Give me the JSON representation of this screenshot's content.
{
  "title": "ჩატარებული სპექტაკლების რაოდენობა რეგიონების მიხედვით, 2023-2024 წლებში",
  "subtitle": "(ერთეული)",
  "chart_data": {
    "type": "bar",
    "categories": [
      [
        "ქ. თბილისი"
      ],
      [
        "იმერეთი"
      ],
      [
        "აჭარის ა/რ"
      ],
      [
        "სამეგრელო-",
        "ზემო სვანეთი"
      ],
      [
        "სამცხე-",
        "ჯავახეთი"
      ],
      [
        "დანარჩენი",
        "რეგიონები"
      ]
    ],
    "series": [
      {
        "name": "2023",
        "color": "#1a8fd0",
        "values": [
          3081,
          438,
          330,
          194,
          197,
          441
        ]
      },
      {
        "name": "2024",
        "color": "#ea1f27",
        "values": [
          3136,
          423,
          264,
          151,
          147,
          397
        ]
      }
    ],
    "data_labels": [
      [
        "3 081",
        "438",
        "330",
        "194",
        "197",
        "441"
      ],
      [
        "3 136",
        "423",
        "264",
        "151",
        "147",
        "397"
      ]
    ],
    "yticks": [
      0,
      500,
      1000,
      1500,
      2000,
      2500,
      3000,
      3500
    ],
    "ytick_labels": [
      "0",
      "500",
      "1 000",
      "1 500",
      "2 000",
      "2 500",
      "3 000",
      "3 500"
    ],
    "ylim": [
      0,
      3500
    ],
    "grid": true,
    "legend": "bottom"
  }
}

Direction » All the entries above need to be reproduced exactly.

Complete response »
Give me the JSON representation of this screenshot's content.
{
  "title": "ჩატარებული სპექტაკლების რაოდენობა რეგიონების მიხედვით, 2023-2024 წლებში",
  "subtitle": "(ერთეული)",
  "chart_data": {
    "type": "bar",
    "categories": [
      [
        "ქ. თბილისი"
      ],
      [
        "იმერეთი"
      ],
      [
        "აჭარის ა/რ"
      ],
      [
        "სამეგრელო-",
        "ზემო სვანეთი"
      ],
      [
        "სამცხე-",
        "ჯავახეთი"
      ],
      [
        "დანარჩენი",
        "რეგიონები"
      ]
    ],
    "series": [
      {
        "name": "2023",
        "color": "#1a8fd0",
        "values": [
          3081,
          438,
          330,
          194,
          197,
          441
        ]
      },
      {
        "name": "2024",
        "color": "#ea1f27",
        "values": [
          3136,
          423,
          264,
          151,
          147,
          397
        ]
      }
    ],
    "data_labels": [
      [
        "3 081",
        "438",
        "330",
        "194",
        "197",
        "441"
      ],
      [
        "3 136",
        "423",
        "264",
        "151",
        "147",
        "397"
      ]
    ],
    "yticks": [
      0,
      500,
      1000,
      1500,
      2000,
      2500,
      3000,
      3500
    ],
    "ytick_labels": [
      "0",
      "500",
      "1 000",
      "1 500",
      "2 000",
      "2 500",
      "3 000",
      "3 500"
    ],
    "ylim": [
      0,
      3500
    ],
    "grid": true,
    "legend": "bottom"
  }
}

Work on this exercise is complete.